Given task >> Your task is to reproduce the material exactly.

-- start of Records shown --

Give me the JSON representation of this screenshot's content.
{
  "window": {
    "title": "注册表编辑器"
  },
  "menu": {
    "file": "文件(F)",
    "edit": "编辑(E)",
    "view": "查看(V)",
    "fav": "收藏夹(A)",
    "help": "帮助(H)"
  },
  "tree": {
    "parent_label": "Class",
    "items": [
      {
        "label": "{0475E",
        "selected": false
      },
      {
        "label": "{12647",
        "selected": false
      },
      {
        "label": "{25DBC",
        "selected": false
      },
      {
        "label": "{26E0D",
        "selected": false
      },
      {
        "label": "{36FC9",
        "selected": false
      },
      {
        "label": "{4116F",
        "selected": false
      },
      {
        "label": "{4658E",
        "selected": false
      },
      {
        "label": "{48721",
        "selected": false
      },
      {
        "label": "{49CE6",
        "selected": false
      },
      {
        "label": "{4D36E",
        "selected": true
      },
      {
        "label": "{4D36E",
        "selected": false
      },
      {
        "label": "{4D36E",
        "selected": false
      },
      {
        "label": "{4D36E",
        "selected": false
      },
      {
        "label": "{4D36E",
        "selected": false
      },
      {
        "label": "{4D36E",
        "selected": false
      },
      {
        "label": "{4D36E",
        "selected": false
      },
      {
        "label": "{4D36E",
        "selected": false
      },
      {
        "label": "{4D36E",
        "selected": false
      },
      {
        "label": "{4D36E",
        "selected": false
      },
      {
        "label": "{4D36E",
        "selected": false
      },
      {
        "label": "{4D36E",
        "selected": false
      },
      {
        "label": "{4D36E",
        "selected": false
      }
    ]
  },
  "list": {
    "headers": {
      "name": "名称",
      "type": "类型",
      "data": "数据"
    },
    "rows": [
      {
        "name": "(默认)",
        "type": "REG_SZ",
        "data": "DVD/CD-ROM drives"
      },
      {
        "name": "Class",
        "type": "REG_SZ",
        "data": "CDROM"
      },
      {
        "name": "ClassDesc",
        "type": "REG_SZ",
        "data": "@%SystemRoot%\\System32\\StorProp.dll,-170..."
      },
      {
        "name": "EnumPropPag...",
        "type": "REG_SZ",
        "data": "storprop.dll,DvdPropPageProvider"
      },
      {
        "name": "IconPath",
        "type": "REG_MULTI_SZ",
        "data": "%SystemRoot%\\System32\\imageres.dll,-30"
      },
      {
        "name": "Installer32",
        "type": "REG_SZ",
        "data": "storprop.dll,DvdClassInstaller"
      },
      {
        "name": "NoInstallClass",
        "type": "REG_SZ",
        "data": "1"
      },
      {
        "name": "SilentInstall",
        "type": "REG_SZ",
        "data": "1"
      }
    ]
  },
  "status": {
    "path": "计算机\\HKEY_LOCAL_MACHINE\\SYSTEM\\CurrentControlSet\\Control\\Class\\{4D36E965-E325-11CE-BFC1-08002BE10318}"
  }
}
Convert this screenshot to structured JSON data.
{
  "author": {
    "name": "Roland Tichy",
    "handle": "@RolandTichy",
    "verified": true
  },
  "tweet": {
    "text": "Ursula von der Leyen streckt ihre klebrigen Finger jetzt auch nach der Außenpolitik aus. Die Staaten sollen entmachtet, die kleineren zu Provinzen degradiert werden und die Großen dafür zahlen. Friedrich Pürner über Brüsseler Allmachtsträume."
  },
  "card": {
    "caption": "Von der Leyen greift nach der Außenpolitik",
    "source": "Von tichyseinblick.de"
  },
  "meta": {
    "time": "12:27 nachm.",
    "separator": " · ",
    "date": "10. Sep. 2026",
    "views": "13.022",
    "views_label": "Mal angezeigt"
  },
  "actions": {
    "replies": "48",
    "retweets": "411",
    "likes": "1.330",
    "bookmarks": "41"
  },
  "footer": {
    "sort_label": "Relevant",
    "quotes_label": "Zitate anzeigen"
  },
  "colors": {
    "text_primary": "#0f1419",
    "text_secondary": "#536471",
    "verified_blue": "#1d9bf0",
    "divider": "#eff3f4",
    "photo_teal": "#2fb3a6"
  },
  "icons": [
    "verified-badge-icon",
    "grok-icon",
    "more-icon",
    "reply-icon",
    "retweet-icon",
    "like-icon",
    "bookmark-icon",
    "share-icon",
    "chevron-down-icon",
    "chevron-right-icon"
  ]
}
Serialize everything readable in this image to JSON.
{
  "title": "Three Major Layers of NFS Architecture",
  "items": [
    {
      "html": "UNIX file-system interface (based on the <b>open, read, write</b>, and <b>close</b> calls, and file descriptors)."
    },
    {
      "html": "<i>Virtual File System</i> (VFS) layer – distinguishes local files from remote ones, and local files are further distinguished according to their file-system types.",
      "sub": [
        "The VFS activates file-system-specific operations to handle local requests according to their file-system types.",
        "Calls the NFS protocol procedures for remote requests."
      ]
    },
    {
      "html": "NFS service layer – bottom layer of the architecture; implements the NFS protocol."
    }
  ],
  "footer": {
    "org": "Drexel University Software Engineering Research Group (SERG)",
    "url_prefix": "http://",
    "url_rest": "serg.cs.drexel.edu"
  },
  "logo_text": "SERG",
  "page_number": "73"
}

-- end of Records shown --

Correct result >>
Give me the JSON representation of this screenshot's content.
{
  "window": {
    "title": "注册表编辑器"
  },
  "menu": {
    "file": "文件(F)",
    "edit": "编辑(E)",
    "view": "查看(V)",
    "fav": "收藏夹(A)",
    "help": "帮助(H)"
  },
  "tree": {
    "parent_label": "Class",
    "items": [
      {
        "label": "{0475E",
        "selected": false
      },
      {
        "label": "{12647",
        "selected": false
      },
      {
        "label": "{25DBC",
        "selected": false
      },
      {
        "label": "{26E0D",
        "selected": false
      },
      {
        "label": "{36FC9",
        "selected": false
      },
      {
        "label": "{4116F",
        "selected": false
      },
      {
        "label": "{4658E",
        "selected": false
      },
      {
        "label": "{48721",
        "selected": false
      },
      {
        "label": "{49CE6",
        "selected": false
      },
      {
        "label": "{4D36E",
        "selected": true
      },
      {
        "label": "{4D36E",
        "selected": false
      },
      {
        "label": "{4D36E",
        "selected": false
      },
      {
        "label": "{4D36E",
        "selected": false
      },
      {
        "label": "{4D36E",
        "selected": false
      },
      {
        "label": "{4D36E",
        "selected": false
      },
      {
        "label": "{4D36E",
        "selected": false
      },
      {
        "label": "{4D36E",
        "selected": false
      },
      {
        "label": "{4D36E",
        "selected": false
      },
      {
        "label": "{4D36E",
        "selected": false
      },
      {
        "label": "{4D36E",
        "selected": false
      },
      {
        "label": "{4D36E",
        "selected": false
      },
      {
        "label": "{4D36E",
        "selected": false
      }
    ]
  },
  "list": {
    "headers": {
      "name": "名称",
      "type": "类型",
      "data": "数据"
    },
    "rows": [
      {
        "name": "(默认)",
        "type": "REG_SZ",
        "data": "DVD/CD-ROM drives"
      },
      {
        "name": "Class",
        "type": "REG_SZ",
        "data": "CDROM"
      },
      {
        "name": "ClassDesc",
        "type": "REG_SZ",
        "data": "@%SystemRoot%\\System32\\StorProp.dll,-170..."
      },
      {
        "name": "EnumPropPag...",
        "type": "REG_SZ",
        "data": "storprop.dll,DvdPropPageProvider"
      },
      {
        "name": "IconPath",
        "type": "REG_MULTI_SZ",
        "data": "%SystemRoot%\\System32\\imageres.dll,-30"
      },
      {
        "name": "Installer32",
        "type": "REG_SZ",
        "data": "storprop.dll,DvdClassInstaller"
      },
      {
        "name": "NoInstallClass",
        "type": "REG_SZ",
        "data": "1"
      },
      {
        "name": "SilentInstall",
        "type": "REG_SZ",
        "data": "1"
      }
    ]
  },
  "status": {
    "path": "计算机\\HKEY_LOCAL_MACHINE\\SYSTEM\\CurrentControlSet\\Control\\Class\\{4D36E965-E325-11CE-BFC1-08002BE10318}"
  }
}
Convert this screenshot to structured JSON data.
{
  "author": {
    "name": "Roland Tichy",
    "handle": "@RolandTichy",
    "verified": true
  },
  "tweet": {
    "text": "Ursula von der Leyen streckt ihre klebrigen Finger jetzt auch nach der Außenpolitik aus. Die Staaten sollen entmachtet, die kleineren zu Provinzen degradiert werden und die Großen dafür zahlen. Friedrich Pürner über Brüsseler Allmachtsträume."
  },
  "card": {
    "caption": "Von der Leyen greift nach der Außenpolitik",
    "source": "Von tichyseinblick.de"
  },
  "meta": {
    "time": "12:27 nachm.",
    "separator": " · ",
    "date": "10. Sep. 2026",
    "views": "13.022",
    "views_label": "Mal angezeigt"
  },
  "actions": {
    "replies": "48",
    "retweets": "411",
    "likes": "1.330",
    "bookmarks": "41"
  },
  "footer": {
    "sort_label": "Relevant",
    "quotes_label": "Zitate anzeigen"
  },
  "colors": {
    "text_primary": "#0f1419",
    "text_secondary": "#536471",
    "verified_blue": "#1d9bf0",
    "divider": "#eff3f4",
    "photo_teal": "#2fb3a6"
  },
  "icons": [
    "verified-badge-icon",
    "grok-icon",
    "more-icon",
    "reply-icon",
    "retweet-icon",
    "like-icon",
    "bookmark-icon",
    "share-icon",
    "chevron-down-icon",
    "chevron-right-icon"
  ]
}
Serialize everything readable in this image to JSON.
{
  "title": "Three Major Layers of NFS Architecture",
  "items": [
    {
      "html": "UNIX file-system interface (based on the <b>open, read, write</b>, and <b>close</b> calls, and file descriptors)."
    },
    {
      "html": "<i>Virtual File System</i> (VFS) layer – distinguishes local files from remote ones, and local files are further distinguished according to their file-system types.",
      "sub": [
        "The VFS activates file-system-specific operations to handle local requests according to their file-system types.",
        "Calls the NFS protocol procedures for remote requests."
      ]
    },
    {
      "html": "NFS service layer – bottom layer of the architecture; implements the NFS protocol."
    }
  ],
  "footer": {
    "org": "Drexel University Software Engineering Research Group (SERG)",
    "url_prefix": "http://",
    "url_rest": "serg.cs.drexel.edu"
  },
  "logo_text": "SERG",
  "page_number": "73"
}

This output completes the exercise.